Hartog on Age and Social Security

Princeton University History Professor Hendrik Hartog's op-ed in yesterday's New York Times, "Bargaining for a Child's Love," begins in this way:

ECONOMIC malaise and political sloganeering have contributed to the increasingly loud conversation about the coming crisis of old-age care: the depletion of the Social Security trust fund, the ever rising cost of Medicare, the end of defined-benefit pensions, the stagnation of 401(k)’s. News accounts suggest that overstretched and insufficient public services are driving adult children “back” toward caring for dependent parents.

Such accounts often draw on a deeply sentimental view of the past. Once upon a time, the story line goes, family members cared for one another naturally within households, in an organic and unplanned process. But this portrait is too rosy. If we confront what old-age support once looked like — what actually happened when care was almost fully privatized, when the old depended on their families, without the bureaucratic structures and the (under)paid caregivers we take for granted — a different picture emerges.

» **Extracted data**
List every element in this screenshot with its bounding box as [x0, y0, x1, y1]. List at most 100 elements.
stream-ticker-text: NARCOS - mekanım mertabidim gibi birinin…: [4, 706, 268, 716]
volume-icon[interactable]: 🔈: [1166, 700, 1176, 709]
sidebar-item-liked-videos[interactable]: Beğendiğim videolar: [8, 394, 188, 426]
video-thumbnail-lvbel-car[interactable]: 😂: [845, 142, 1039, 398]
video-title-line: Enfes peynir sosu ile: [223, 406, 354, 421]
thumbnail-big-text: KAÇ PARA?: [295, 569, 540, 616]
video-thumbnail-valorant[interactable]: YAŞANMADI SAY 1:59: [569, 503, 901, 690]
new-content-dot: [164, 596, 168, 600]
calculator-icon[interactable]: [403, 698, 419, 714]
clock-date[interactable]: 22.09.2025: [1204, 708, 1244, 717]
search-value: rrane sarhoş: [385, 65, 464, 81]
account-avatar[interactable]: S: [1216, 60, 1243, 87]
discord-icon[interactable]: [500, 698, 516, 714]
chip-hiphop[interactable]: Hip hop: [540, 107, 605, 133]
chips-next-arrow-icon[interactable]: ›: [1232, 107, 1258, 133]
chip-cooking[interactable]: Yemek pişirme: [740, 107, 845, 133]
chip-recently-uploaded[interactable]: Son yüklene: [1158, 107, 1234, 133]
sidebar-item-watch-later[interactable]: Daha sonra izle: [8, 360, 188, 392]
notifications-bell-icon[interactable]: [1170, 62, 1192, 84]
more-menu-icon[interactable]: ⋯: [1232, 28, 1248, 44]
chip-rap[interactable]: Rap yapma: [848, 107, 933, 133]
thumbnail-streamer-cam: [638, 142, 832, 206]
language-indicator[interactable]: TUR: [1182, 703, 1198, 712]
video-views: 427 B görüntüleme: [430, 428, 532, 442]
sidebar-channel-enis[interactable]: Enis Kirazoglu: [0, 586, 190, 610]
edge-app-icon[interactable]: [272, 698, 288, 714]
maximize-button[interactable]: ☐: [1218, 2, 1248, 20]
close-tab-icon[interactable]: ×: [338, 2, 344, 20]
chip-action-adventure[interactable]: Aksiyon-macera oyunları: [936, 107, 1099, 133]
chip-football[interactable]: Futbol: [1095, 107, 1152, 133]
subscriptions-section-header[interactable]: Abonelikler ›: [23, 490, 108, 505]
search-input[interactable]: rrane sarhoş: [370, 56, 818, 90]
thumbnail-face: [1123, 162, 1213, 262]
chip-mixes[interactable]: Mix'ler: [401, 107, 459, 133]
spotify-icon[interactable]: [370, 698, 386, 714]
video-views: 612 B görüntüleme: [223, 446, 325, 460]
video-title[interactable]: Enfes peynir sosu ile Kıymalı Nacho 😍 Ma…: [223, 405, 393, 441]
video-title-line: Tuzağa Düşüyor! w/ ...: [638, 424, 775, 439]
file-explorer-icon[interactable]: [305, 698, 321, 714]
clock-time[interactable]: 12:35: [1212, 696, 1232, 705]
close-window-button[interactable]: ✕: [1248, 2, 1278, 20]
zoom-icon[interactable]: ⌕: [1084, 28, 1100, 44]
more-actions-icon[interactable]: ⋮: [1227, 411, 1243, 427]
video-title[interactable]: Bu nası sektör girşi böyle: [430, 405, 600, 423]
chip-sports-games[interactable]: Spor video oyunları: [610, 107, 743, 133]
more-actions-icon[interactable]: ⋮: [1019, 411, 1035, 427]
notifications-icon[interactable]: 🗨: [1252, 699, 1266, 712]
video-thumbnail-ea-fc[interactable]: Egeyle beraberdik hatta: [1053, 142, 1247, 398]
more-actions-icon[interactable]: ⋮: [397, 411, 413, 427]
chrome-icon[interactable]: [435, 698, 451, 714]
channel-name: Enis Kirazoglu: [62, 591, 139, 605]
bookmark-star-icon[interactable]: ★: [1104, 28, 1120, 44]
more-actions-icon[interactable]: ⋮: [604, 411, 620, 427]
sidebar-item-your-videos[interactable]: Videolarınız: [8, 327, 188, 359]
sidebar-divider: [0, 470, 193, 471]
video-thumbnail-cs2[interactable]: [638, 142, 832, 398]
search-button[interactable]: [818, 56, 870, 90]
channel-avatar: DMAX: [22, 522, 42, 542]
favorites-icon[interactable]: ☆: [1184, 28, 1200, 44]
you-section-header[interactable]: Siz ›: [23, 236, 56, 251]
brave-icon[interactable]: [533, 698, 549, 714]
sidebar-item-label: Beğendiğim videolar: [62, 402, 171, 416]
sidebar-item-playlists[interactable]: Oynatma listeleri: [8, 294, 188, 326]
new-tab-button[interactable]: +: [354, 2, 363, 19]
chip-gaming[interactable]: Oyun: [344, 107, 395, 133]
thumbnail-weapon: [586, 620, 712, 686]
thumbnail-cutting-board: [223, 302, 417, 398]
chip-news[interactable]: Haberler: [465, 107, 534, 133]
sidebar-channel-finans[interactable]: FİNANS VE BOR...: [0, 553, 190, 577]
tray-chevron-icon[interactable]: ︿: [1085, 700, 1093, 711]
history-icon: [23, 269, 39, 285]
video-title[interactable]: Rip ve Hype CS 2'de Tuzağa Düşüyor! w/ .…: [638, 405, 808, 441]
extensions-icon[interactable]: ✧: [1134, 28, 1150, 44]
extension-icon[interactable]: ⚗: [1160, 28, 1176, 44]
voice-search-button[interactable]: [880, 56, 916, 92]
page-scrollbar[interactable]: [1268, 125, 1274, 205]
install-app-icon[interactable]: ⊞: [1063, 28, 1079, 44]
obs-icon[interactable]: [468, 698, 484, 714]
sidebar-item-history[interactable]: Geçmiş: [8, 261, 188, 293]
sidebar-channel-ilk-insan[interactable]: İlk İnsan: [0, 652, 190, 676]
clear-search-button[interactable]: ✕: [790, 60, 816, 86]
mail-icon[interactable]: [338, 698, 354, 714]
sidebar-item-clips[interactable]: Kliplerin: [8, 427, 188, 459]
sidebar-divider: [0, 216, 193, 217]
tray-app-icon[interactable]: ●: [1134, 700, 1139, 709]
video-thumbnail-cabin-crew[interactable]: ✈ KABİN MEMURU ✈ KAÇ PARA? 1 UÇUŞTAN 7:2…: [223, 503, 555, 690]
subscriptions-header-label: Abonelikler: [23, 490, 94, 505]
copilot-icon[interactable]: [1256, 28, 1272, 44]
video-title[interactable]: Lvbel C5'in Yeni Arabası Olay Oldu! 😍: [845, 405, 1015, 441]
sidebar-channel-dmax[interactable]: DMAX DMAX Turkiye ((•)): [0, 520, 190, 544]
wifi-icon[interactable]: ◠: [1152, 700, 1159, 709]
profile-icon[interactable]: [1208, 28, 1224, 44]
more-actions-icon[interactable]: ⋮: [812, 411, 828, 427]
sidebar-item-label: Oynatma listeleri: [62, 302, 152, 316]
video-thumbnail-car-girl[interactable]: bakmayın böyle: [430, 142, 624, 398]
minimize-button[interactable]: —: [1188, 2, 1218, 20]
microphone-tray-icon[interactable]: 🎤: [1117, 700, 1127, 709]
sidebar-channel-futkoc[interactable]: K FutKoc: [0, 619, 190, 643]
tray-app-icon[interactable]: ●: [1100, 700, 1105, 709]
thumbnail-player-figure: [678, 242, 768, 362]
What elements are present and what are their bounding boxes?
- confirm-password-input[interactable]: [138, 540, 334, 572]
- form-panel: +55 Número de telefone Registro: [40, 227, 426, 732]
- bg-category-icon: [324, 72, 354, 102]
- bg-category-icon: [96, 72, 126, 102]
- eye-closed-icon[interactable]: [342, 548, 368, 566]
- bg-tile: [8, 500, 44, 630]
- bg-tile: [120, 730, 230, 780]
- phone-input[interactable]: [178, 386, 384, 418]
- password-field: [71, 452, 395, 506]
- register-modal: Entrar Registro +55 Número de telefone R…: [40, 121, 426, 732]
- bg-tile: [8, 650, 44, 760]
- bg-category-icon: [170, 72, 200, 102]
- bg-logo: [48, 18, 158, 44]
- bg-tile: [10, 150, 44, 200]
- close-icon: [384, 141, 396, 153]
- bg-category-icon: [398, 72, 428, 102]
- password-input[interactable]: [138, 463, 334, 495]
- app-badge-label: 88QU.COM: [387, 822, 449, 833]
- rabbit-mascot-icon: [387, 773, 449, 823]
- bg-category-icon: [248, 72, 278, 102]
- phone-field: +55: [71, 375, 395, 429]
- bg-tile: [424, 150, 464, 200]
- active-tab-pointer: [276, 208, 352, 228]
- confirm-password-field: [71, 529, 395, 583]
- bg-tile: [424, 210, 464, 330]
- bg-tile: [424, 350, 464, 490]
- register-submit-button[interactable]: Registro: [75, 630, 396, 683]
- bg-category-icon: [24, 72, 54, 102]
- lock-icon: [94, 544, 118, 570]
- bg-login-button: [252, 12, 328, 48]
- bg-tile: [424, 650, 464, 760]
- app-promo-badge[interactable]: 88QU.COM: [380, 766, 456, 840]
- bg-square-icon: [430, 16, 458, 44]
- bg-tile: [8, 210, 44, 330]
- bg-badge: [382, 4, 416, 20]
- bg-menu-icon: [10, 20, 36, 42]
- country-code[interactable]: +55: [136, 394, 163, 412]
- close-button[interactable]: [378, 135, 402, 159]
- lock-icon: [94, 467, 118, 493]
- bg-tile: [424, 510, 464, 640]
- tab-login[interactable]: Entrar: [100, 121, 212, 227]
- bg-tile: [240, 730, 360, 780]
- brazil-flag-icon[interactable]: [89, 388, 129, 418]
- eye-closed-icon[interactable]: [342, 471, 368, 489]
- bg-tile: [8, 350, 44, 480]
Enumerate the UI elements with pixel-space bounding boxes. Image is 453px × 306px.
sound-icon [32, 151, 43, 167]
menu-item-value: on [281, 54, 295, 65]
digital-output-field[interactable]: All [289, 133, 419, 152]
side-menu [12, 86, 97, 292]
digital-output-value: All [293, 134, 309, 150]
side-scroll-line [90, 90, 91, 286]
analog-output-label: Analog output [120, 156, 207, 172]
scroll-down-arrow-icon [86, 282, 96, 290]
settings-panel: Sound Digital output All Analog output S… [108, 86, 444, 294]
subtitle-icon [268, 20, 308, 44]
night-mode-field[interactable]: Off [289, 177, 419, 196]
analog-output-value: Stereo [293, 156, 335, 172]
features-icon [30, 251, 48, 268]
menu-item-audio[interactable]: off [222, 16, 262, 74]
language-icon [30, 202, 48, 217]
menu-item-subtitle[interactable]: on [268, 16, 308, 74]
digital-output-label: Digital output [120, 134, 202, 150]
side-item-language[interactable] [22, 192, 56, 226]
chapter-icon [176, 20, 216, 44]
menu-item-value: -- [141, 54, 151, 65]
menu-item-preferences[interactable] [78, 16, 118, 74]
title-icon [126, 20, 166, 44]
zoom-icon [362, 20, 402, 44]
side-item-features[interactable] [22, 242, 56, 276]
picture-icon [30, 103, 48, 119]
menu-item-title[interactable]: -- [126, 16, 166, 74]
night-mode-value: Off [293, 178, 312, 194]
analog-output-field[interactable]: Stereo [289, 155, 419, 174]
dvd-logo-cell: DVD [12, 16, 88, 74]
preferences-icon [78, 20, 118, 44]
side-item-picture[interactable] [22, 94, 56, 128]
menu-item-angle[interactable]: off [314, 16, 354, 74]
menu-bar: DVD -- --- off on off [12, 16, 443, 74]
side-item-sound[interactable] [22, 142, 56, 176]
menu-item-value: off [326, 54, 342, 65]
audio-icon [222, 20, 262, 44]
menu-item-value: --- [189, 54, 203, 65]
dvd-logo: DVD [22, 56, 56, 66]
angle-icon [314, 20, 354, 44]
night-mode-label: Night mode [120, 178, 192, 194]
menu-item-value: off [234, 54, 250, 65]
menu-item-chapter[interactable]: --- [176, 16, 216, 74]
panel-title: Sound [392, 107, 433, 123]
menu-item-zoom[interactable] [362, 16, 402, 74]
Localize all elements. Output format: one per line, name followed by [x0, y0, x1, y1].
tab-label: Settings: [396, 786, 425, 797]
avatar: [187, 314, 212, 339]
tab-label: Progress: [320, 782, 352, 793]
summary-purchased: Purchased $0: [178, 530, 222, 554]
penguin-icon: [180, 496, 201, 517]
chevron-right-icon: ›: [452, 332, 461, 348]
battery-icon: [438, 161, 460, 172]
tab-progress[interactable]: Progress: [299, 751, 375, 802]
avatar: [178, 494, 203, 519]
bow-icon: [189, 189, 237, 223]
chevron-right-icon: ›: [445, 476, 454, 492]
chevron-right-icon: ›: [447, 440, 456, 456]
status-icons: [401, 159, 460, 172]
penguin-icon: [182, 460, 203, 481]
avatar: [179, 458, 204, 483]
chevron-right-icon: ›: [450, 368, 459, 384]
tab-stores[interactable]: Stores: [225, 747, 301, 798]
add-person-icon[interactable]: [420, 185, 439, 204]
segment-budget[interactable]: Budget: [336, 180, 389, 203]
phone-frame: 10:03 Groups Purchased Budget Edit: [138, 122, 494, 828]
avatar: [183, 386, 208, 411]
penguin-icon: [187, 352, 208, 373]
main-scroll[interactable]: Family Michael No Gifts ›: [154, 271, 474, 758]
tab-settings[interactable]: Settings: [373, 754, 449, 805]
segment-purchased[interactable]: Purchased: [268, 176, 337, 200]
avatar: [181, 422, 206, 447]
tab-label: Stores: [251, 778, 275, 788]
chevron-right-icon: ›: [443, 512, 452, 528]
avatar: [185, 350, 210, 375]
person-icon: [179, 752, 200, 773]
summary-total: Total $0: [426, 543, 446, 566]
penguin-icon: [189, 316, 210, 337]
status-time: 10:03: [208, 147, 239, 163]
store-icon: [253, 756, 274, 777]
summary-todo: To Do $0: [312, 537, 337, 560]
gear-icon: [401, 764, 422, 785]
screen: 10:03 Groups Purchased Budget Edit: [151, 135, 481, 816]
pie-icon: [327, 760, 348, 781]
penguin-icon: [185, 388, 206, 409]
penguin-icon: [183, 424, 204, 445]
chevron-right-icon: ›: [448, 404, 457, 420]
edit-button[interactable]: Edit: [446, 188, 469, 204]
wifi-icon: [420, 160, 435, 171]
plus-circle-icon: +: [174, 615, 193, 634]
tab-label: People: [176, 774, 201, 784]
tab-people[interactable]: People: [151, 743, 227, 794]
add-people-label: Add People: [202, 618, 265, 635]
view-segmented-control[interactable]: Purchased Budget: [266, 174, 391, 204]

» **Tasks to complete**
(1) Please copy the post on Hartog's op-ed starting at "Princeton University History" and ending at "for dependent parents.", swapping "Medicare" for "Medicaid".
(2) Summarize the post on Hartog's op-ed in two sentences.

» **Answers by task**
(1)
Princeton University History Professor Hendrik Hartog's op-ed in yesterday's New York Times, "Bargaining for a Child's Love," begins in this way:

ECONOMIC malaise and political sloganeering have contributed to the increasingly loud conversation about the coming crisis of old-age care: the depletion of the Social Security trust fund, the ever rising cost of Medicaid, the end of defined-benefit pensions, the stagnation of 401(k)’s. News accounts suggest that overstretched and insufficient public services are driving adult children “back” toward caring for dependent parents.

(2) The post quotes the opening of Hendrik Hartog's New York Times op-ed "Bargaining for a Child's Love." The op-ed says economic malaise and political sloganeering have fed talk of a coming crisis in old-age care and of adult children being driven back to caring for parents, but it calls the sentimental view of the past behind such accounts too rosy and says a look at how old-age support actually worked shows a different picture.